## The problem
Will you output all of the data below exactly, omitting the images?

Recorded data

________

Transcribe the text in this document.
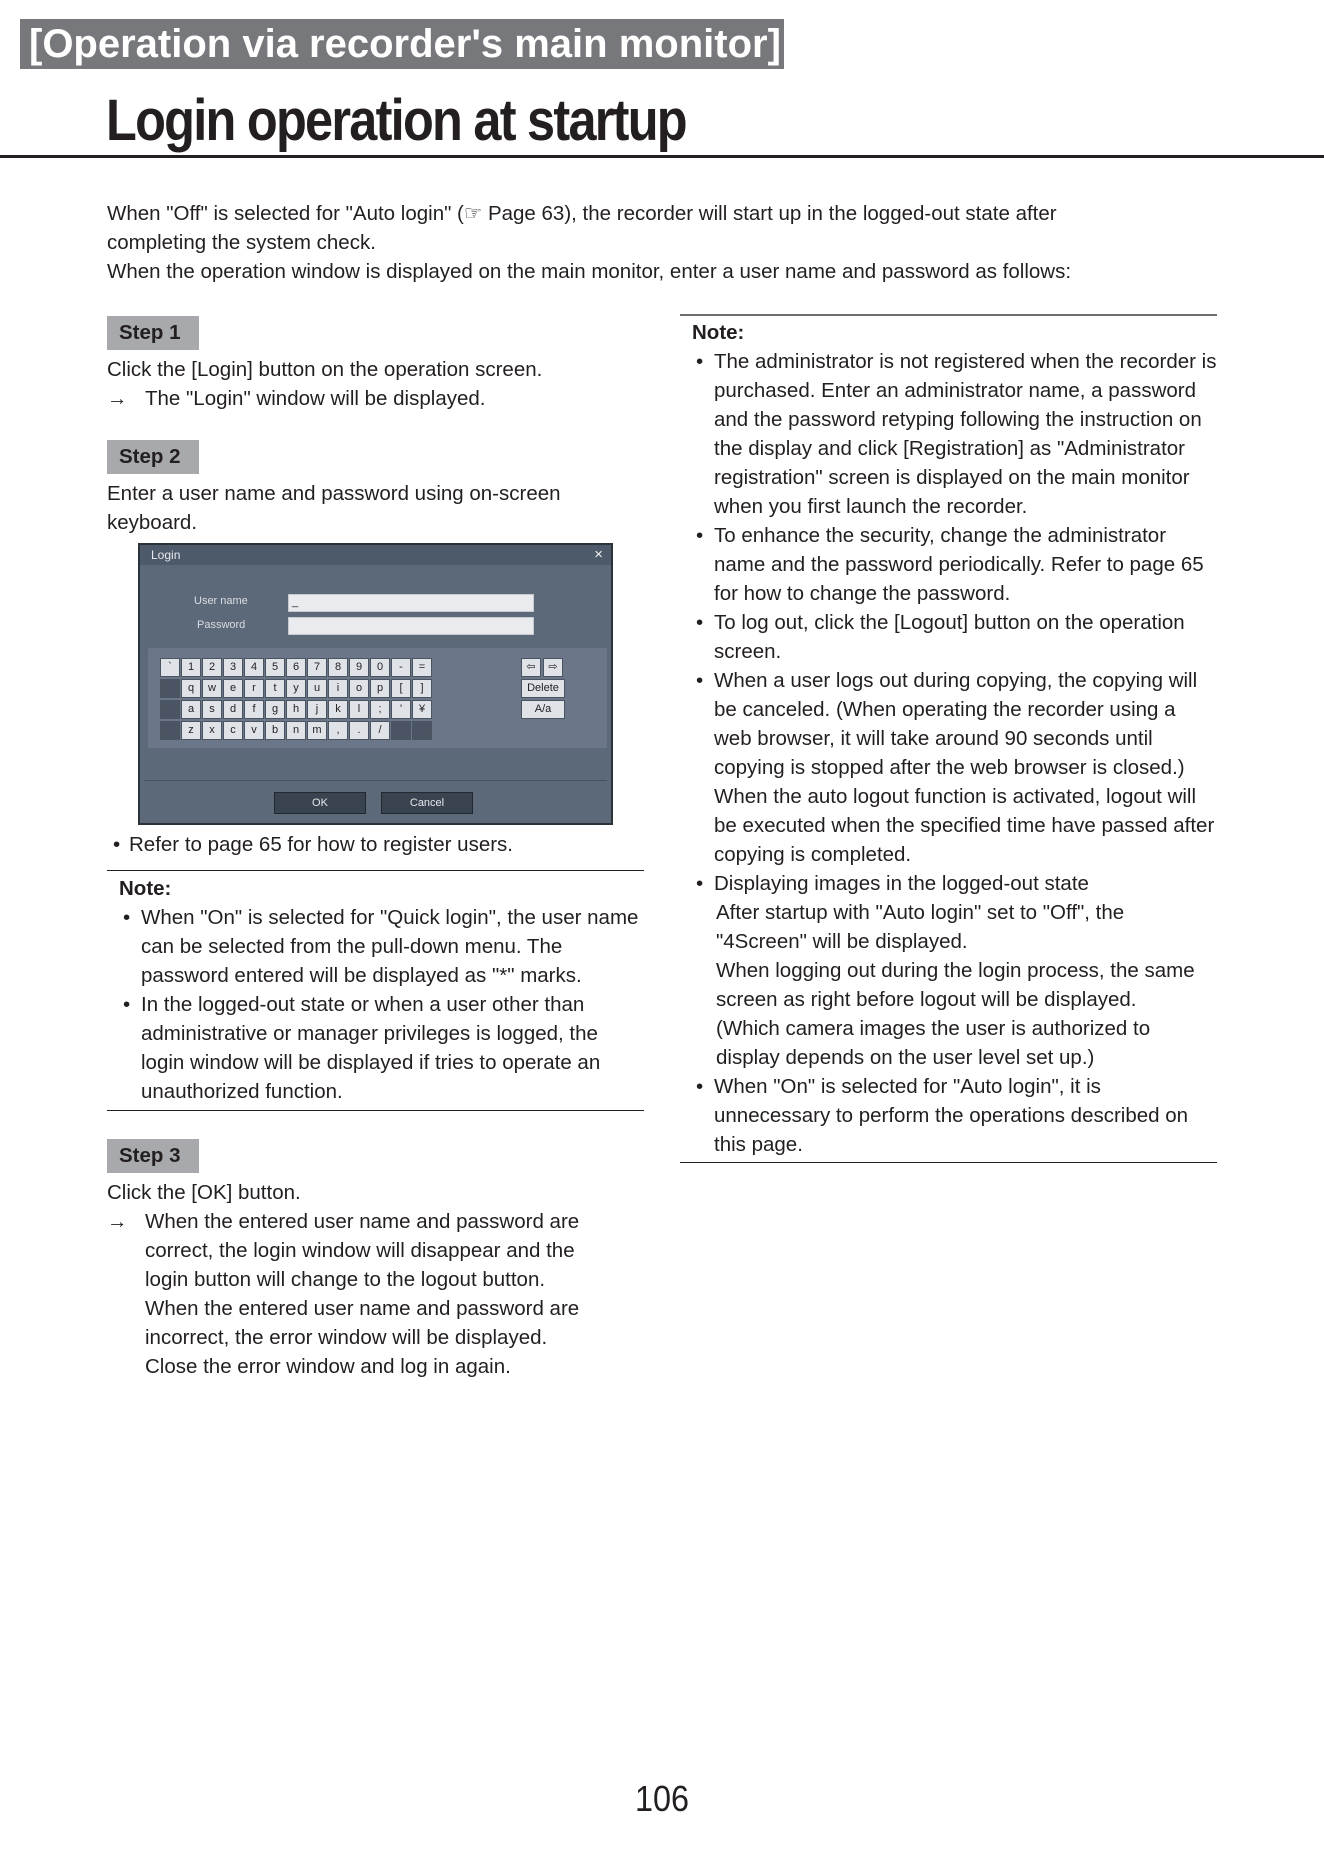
[Operation via recorder's main monitor]
Login operation at startup

When "Off" is selected for "Auto login" (☞ Page 63), the recorder will start up in the logged-out state after

completing the system check.

When the operation window is displayed on the main monitor, enter a user name and password as follows:

Step 1
Click the [Login] button on the operation screen.
→ The "Login" window will be displayed.
Step 2
Enter a user name and password using on-screen
keyboard.
Login	×
User name	_
Password
`	1	2	3	4	5	6	7	8	9	0	-	=
q	w	e	r	t	y	u	i	o	p	[	]
a	s	d	f	g	h	j	k	l	;	'	¥
z	x	c	v	b	n	m	,	.	/
⇦	⇨
Delete
A/a
OK	Cancel
• Refer to page 65 for how to register users.
Note:
• When "On" is selected for "Quick login", the user name can be selected from the pull-down menu. The password entered will be displayed as "*" marks.
• In the logged-out state or when a user other than administrative or manager privileges is logged, the login window will be displayed if tries to operate an unauthorized function.
Step 3
Click the [OK] button.
→ When the entered user name and password are

correct, the login window will disappear and the

login button will change to the logout button.

When the entered user name and password are

incorrect, the error window will be displayed.

Close the error window and log in again.

Note:
• The administrator is not registered when the recorder is purchased. Enter an administrator name, a password and the password retyping following the instruction on the display and click [Registration] as "Administrator registration" screen is displayed on the main monitor when you first launch the recorder.
• To enhance the security, change the administrator name and the password periodically. Refer to page 65 for how to change the password.
• To log out, click the [Logout] button on the operation screen.
• When a user logs out during copying, the copying will be canceled. (When operating the recorder using a web browser, it will take around 90 seconds until copying is stopped after the web browser is closed.) When the auto logout function is activated, logout will be executed when the specified time have passed after copying is completed.
• Displaying images in the logged-out state

After startup with "Auto login" set to "Off", the "4Screen" will be displayed.

When logging out during the login process, the same screen as right before logout will be displayed.

(Which camera images the user is authorized to display depends on the user level set up.)

• When "On" is selected for "Auto login", it is unnecessary to perform the operations described on this page.
106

________

## Full solution
Transcribe the text in this document.
[Operation via recorder's main monitor]
Login operation at startup

When "Off" is selected for "Auto login" (☞ Page 63), the recorder will start up in the logged-out state after

completing the system check.

When the operation window is displayed on the main monitor, enter a user name and password as follows:

Step 1
Click the [Login] button on the operation screen.
→ The "Login" window will be displayed.
Step 2
Enter a user name and password using on-screen
keyboard.
Login	×
User name	_
Password
`	1	2	3	4	5	6	7	8	9	0	-	=
q	w	e	r	t	y	u	i	o	p	[	]
a	s	d	f	g	h	j	k	l	;	'	¥
z	x	c	v	b	n	m	,	.	/
⇦	⇨
Delete
A/a
OK	Cancel
• Refer to page 65 for how to register users.
Note:
• When "On" is selected for "Quick login", the user name can be selected from the pull-down menu. The password entered will be displayed as "*" marks.
• In the logged-out state or when a user other than administrative or manager privileges is logged, the login window will be displayed if tries to operate an unauthorized function.
Step 3
Click the [OK] button.
→ When the entered user name and password are

correct, the login window will disappear and the

login button will change to the logout button.

When the entered user name and password are

incorrect, the error window will be displayed.

Close the error window and log in again.

Note:
• The administrator is not registered when the recorder is purchased. Enter an administrator name, a password and the password retyping following the instruction on the display and click [Registration] as "Administrator registration" screen is displayed on the main monitor when you first launch the recorder.
• To enhance the security, change the administrator name and the password periodically. Refer to page 65 for how to change the password.
• To log out, click the [Logout] button on the operation screen.
• When a user logs out during copying, the copying will be canceled. (When operating the recorder using a web browser, it will take around 90 seconds until copying is stopped after the web browser is closed.) When the auto logout function is activated, logout will be executed when the specified time have passed after copying is completed.
• Displaying images in the logged-out state

After startup with "Auto login" set to "Off", the "4Screen" will be displayed.

When logging out during the login process, the same screen as right before logout will be displayed.

(Which camera images the user is authorized to display depends on the user level set up.)

• When "On" is selected for "Auto login", it is unnecessary to perform the operations described on this page.
106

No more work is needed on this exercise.